(Rows from a dataset)

--- START ---

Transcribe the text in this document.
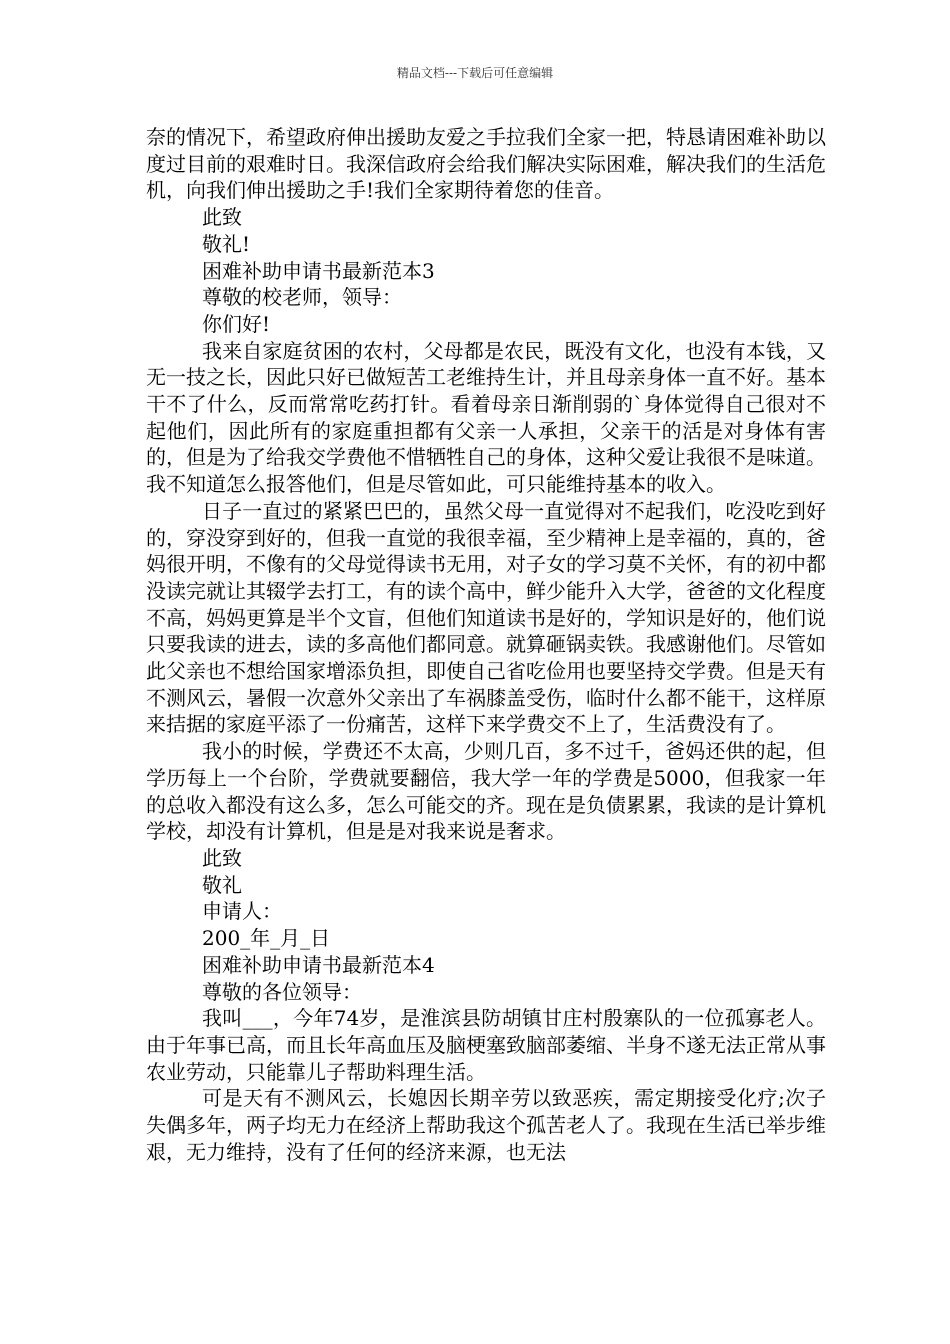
精品文档---下载后可任意编辑

奈的情况下，希望政府伸出援助友爱之手拉我们全家一把，特恳请困难补助以度过目前的艰难时日。我深信政府会给我们解决实际困难，解决我们的生活危机，向我们伸出援助之手!我们全家期待着您的佳音。

此致

敬礼!

困难补助申请书最新范本3

尊敬的校老师，领导：

你们好!

我来自家庭贫困的农村，父母都是农民，既没有文化，也没有本钱，又无一技之长，因此只好已做短苦工老维持生计，并且母亲身体一直不好。基本干不了什么，反而常常吃药打针。看着母亲日渐削弱的`身体觉得自己很对不起他们，因此所有的家庭重担都有父亲一人承担，父亲干的活是对身体有害的，但是为了给我交学费他不惜牺牲自己的身体，这种父爱让我很不是味道。我不知道怎么报答他们，但是尽管如此，可只能维持基本的收入。

日子一直过的紧紧巴巴的，虽然父母一直觉得对不起我们，吃没吃到好的，穿没穿到好的，但我一直觉的我很幸福，至少精神上是幸福的，真的，爸妈很开明，不像有的父母觉得读书无用，对子女的学习莫不关怀，有的初中都没读完就让其辍学去打工，有的读个高中，鲜少能升入大学，爸爸的文化程度不高，妈妈更算是半个文盲，但他们知道读书是好的，学知识是好的，他们说只要我读的进去，读的多高他们都同意。就算砸锅卖铁。我感谢他们。尽管如此父亲也不想给国家增添负担，即使自己省吃俭用也要坚持交学费。但是天有不测风云，暑假一次意外父亲出了车祸膝盖受伤，临时什么都不能干，这样原来拮据的家庭平添了一份痛苦，这样下来学费交不上了，生活费没有了。

我小的时候，学费还不太高，少则几百，多不过千，爸妈还供的起，但学历每上一个台阶，学费就要翻倍，我大学一年的学费是5000，但我家一年的总收入都没有这么多，怎么可能交的齐。现在是负债累累，我读的是计算机学校，却没有计算机，但是是对我来说是奢求。

此致

敬礼

申请人：

200_年_月_日

困难补助申请书最新范本4

尊敬的各位领导：

我叫___，今年74岁，是淮滨县防胡镇甘庄村殷寨队的一位孤寡老人。由于年事已高，而且长年高血压及脑梗塞致脑部萎缩、半身不遂无法正常从事农业劳动，只能靠儿子帮助料理生活。

可是天有不测风云，长媳因长期辛劳以致恶疾，需定期接受化疗;次子失偶多年，两子均无力在经济上帮助我这个孤苦老人了。我现在生活已举步维艰，无力维持，没有了任何的经济来源，也无法
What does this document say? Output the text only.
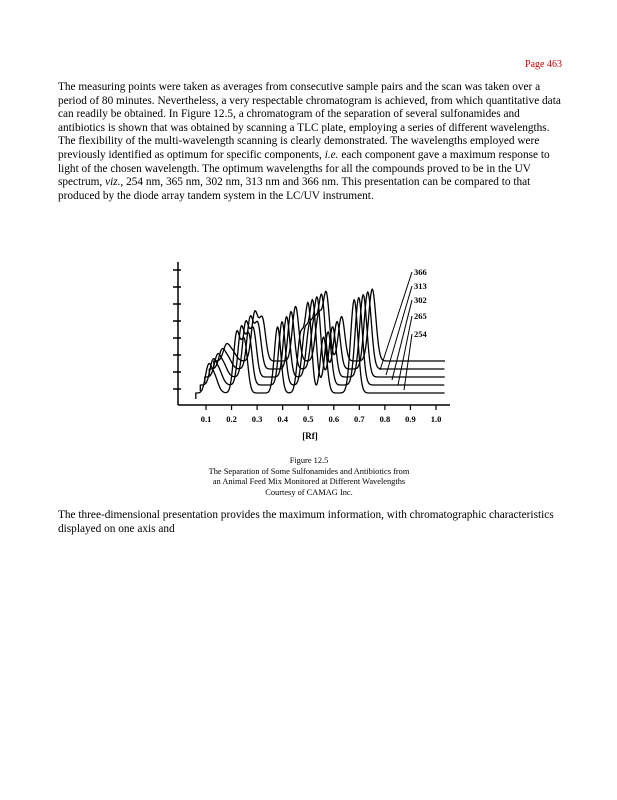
Page 463
The measuring points were taken as averages from consecutive sample pairs and the scan was taken over a period of 80 minutes. Nevertheless, a very respectable chromatogram is achieved, from which quantitative data can readily be obtained. In Figure 12.5, a chromatogram of the separation of several sulfonamides and antibiotics is shown that was obtained by scanning a TLC plate, employing a series of different wavelengths. The flexibility of the multi-wavelength scanning is clearly demonstrated. The wavelengths employed were previously identified as optimum for specific components, i.e. each component gave a maximum response to light of the chosen wavelength. The optimum wavelengths for all the compounds proved to be in the UV spectrum, viz., 254 nm, 365 nm, 302 nm, 313 nm and 366 nm. This presentation can be compared to that produced by the diode array tandem system in the LC/UV instrument.
0.1 0.2 0.3 0.4 0.5 0.6 0.7 0.8 0.9 1.0
366
313
302
265
254
[Rf]
Figure 12.5
The Separation of Some Sulfonamides and Antibiotics from
an Animal Feed Mix Monitored at Different Wavelengths
Courtesy of CAMAG Inc.
The three-dimensional presentation provides the maximum information, with chromatographic characteristics displayed on one axis and
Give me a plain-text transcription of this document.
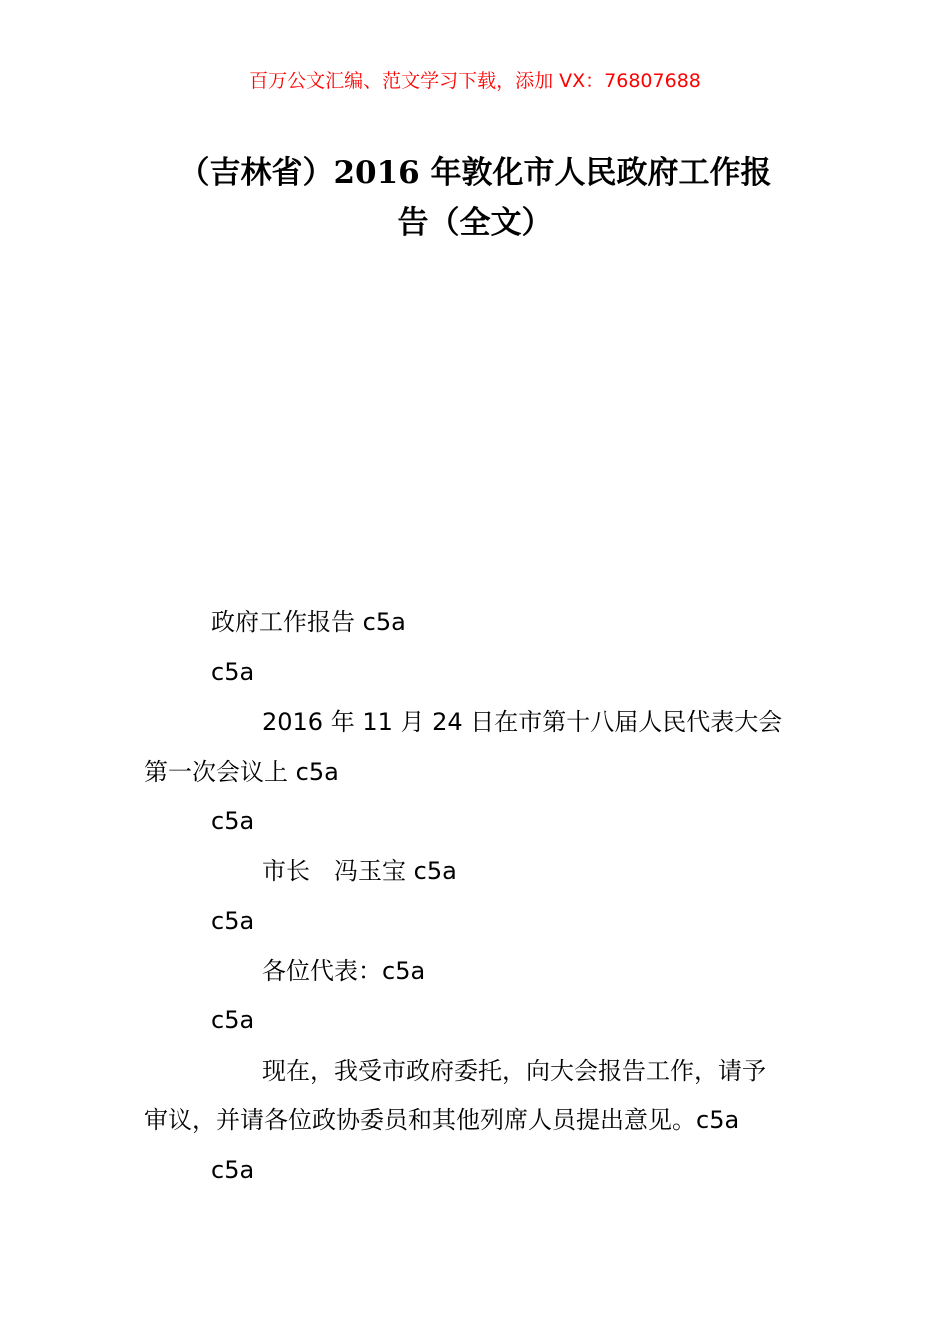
百万公文汇编、范文学习下载，添加 VX：76807688
（吉林省）2016 年敦化市人民政府工作报
告（全文）
政府工作报告 c5a
c5a
2016 年 11 月 24 日在市第十八届人民代表大会
第一次会议上 c5a
c5a
市长　冯玉宝 c5a
c5a
各位代表：c5a
c5a
现在，我受市政府委托，向大会报告工作，请予
审议，并请各位政协委员和其他列席人员提出意见。c5a
c5a
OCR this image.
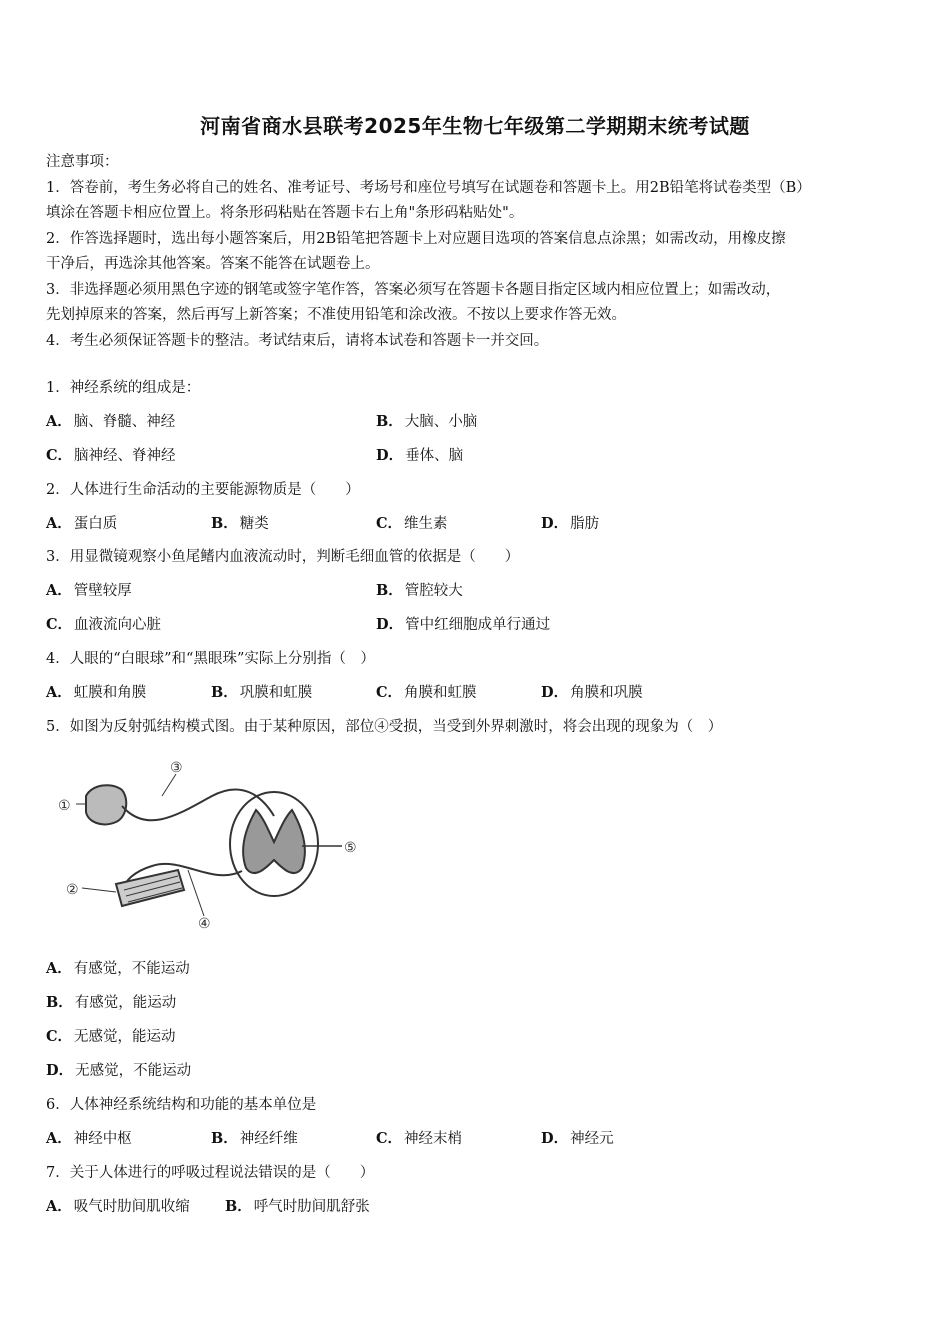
河南省商水县联考2025年生物七年级第二学期期末统考试题
注意事项：
1．答卷前，考生务必将自己的姓名、准考证号、考场号和座位号填写在试题卷和答题卡上。用2B铅笔将试卷类型（B）
填涂在答题卡相应位置上。将条形码粘贴在答题卡右上角"条形码粘贴处"。
2．作答选择题时，选出每小题答案后，用2B铅笔把答题卡上对应题目选项的答案信息点涂黑；如需改动，用橡皮擦
干净后，再选涂其他答案。答案不能答在试题卷上。
3．非选择题必须用黑色字迹的钢笔或签字笔作答，答案必须写在答题卡各题目指定区域内相应位置上；如需改动，
先划掉原来的答案，然后再写上新答案；不准使用铅笔和涂改液。不按以上要求作答无效。
4．考生必须保证答题卡的整洁。考试结束后，请将本试卷和答题卡一并交回。
1．神经系统的组成是：
A． 脑、脊髓、神经	B． 大脑、小脑
C． 脑神经、脊神经	D． 垂体、脑
2．人体进行生命活动的主要能源物质是（　　）
A． 蛋白质	B． 糖类	C． 维生素	D． 脂肪
3．用显微镜观察小鱼尾鳍内血液流动时，判断毛细血管的依据是（　　）
A． 管壁较厚	B． 管腔较大
C． 血液流向心脏	D． 管中红细胞成单行通过
4．人眼的“白眼球”和“黑眼珠”实际上分别指（　）
A． 虹膜和角膜	B． 巩膜和虹膜	C． 角膜和虹膜	D． 角膜和巩膜
5．如图为反射弧结构模式图。由于某种原因，部位④受损，当受到外界刺激时，将会出现的现象为（　）
①
②
③
④
⑤
A． 有感觉，不能运动
B． 有感觉，能运动
C． 无感觉，能运动
D． 无感觉，不能运动
6．人体神经系统结构和功能的基本单位是
A． 神经中枢	B． 神经纤维	C． 神经末梢	D． 神经元
7．关于人体进行的呼吸过程说法错误的是（　　）
A． 吸气时肋间肌收缩 B． 呼气时肋间肌舒张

--- END ---

WRITTEN PROBLEM
Leave out the pictures and transcribe the entries above exactly.

THE OUTPUT
Transcribe the text in this document.
精品文档---下载后可任意编辑

奈的情况下，希望政府伸出援助友爱之手拉我们全家一把，特恳请困难补助以度过目前的艰难时日。我深信政府会给我们解决实际困难，解决我们的生活危机，向我们伸出援助之手!我们全家期待着您的佳音。

此致

敬礼!

困难补助申请书最新范本3

尊敬的校老师，领导：

你们好!

我来自家庭贫困的农村，父母都是农民，既没有文化，也没有本钱，又无一技之长，因此只好已做短苦工老维持生计，并且母亲身体一直不好。基本干不了什么，反而常常吃药打针。看着母亲日渐削弱的`身体觉得自己很对不起他们，因此所有的家庭重担都有父亲一人承担，父亲干的活是对身体有害的，但是为了给我交学费他不惜牺牲自己的身体，这种父爱让我很不是味道。我不知道怎么报答他们，但是尽管如此，可只能维持基本的收入。

日子一直过的紧紧巴巴的，虽然父母一直觉得对不起我们，吃没吃到好的，穿没穿到好的，但我一直觉的我很幸福，至少精神上是幸福的，真的，爸妈很开明，不像有的父母觉得读书无用，对子女的学习莫不关怀，有的初中都没读完就让其辍学去打工，有的读个高中，鲜少能升入大学，爸爸的文化程度不高，妈妈更算是半个文盲，但他们知道读书是好的，学知识是好的，他们说只要我读的进去，读的多高他们都同意。就算砸锅卖铁。我感谢他们。尽管如此父亲也不想给国家增添负担，即使自己省吃俭用也要坚持交学费。但是天有不测风云，暑假一次意外父亲出了车祸膝盖受伤，临时什么都不能干，这样原来拮据的家庭平添了一份痛苦，这样下来学费交不上了，生活费没有了。

我小的时候，学费还不太高，少则几百，多不过千，爸妈还供的起，但学历每上一个台阶，学费就要翻倍，我大学一年的学费是5000，但我家一年的总收入都没有这么多，怎么可能交的齐。现在是负债累累，我读的是计算机学校，却没有计算机，但是是对我来说是奢求。

此致

敬礼

申请人：

200_年_月_日

困难补助申请书最新范本4

尊敬的各位领导：

我叫___，今年74岁，是淮滨县防胡镇甘庄村殷寨队的一位孤寡老人。由于年事已高，而且长年高血压及脑梗塞致脑部萎缩、半身不遂无法正常从事农业劳动，只能靠儿子帮助料理生活。

可是天有不测风云，长媳因长期辛劳以致恶疾，需定期接受化疗;次子失偶多年，两子均无力在经济上帮助我这个孤苦老人了。我现在生活已举步维艰，无力维持，没有了任何的经济来源，也无法
What does this document say? Output the text only.
Page 463
The measuring points were taken as averages from consecutive sample pairs and the scan was taken over a period of 80 minutes. Nevertheless, a very respectable chromatogram is achieved, from which quantitative data can readily be obtained. In Figure 12.5, a chromatogram of the separation of several sulfonamides and antibiotics is shown that was obtained by scanning a TLC plate, employing a series of different wavelengths. The flexibility of the multi-wavelength scanning is clearly demonstrated. The wavelengths employed were previously identified as optimum for specific components, i.e. each component gave a maximum response to light of the chosen wavelength. The optimum wavelengths for all the compounds proved to be in the UV spectrum, viz., 254 nm, 365 nm, 302 nm, 313 nm and 366 nm. This presentation can be compared to that produced by the diode array tandem system in the LC/UV instrument.
0.1 0.2 0.3 0.4 0.5 0.6 0.7 0.8 0.9 1.0
366
313
302
265
254
[Rf]
Figure 12.5
The Separation of Some Sulfonamides and Antibiotics from
an Animal Feed Mix Monitored at Different Wavelengths
Courtesy of CAMAG Inc.
The three-dimensional presentation provides the maximum information, with chromatographic characteristics displayed on one axis and
Give me a plain-text transcription of this document.
百万公文汇编、范文学习下载，添加 VX：76807688
（吉林省）2016 年敦化市人民政府工作报
告（全文）
政府工作报告 c5a
c5a
2016 年 11 月 24 日在市第十八届人民代表大会
第一次会议上 c5a
c5a
市长　冯玉宝 c5a
c5a
各位代表：c5a
c5a
现在，我受市政府委托，向大会报告工作，请予
审议，并请各位政协委员和其他列席人员提出意见。c5a
c5a
OCR this image.
河南省商水县联考2025年生物七年级第二学期期末统考试题
注意事项：
1．答卷前，考生务必将自己的姓名、准考证号、考场号和座位号填写在试题卷和答题卡上。用2B铅笔将试卷类型（B）
填涂在答题卡相应位置上。将条形码粘贴在答题卡右上角"条形码粘贴处"。
2．作答选择题时，选出每小题答案后，用2B铅笔把答题卡上对应题目选项的答案信息点涂黑；如需改动，用橡皮擦
干净后，再选涂其他答案。答案不能答在试题卷上。
3．非选择题必须用黑色字迹的钢笔或签字笔作答，答案必须写在答题卡各题目指定区域内相应位置上；如需改动，
先划掉原来的答案，然后再写上新答案；不准使用铅笔和涂改液。不按以上要求作答无效。
4．考生必须保证答题卡的整洁。考试结束后，请将本试卷和答题卡一并交回。
1．神经系统的组成是：
A． 脑、脊髓、神经	B． 大脑、小脑
C． 脑神经、脊神经	D． 垂体、脑
2．人体进行生命活动的主要能源物质是（　　）
A． 蛋白质	B． 糖类	C． 维生素	D． 脂肪
3．用显微镜观察小鱼尾鳍内血液流动时，判断毛细血管的依据是（　　）
A． 管壁较厚	B． 管腔较大
C． 血液流向心脏	D． 管中红细胞成单行通过
4．人眼的“白眼球”和“黑眼珠”实际上分别指（　）
A． 虹膜和角膜	B． 巩膜和虹膜	C． 角膜和虹膜	D． 角膜和巩膜
5．如图为反射弧结构模式图。由于某种原因，部位④受损，当受到外界刺激时，将会出现的现象为（　）
①
②
③
④
⑤
A． 有感觉，不能运动
B． 有感觉，能运动
C． 无感觉，能运动
D． 无感觉，不能运动
6．人体神经系统结构和功能的基本单位是
A． 神经中枢	B． 神经纤维	C． 神经末梢	D． 神经元
7．关于人体进行的呼吸过程说法错误的是（　　）
A． 吸气时肋间肌收缩 B． 呼气时肋间肌舒张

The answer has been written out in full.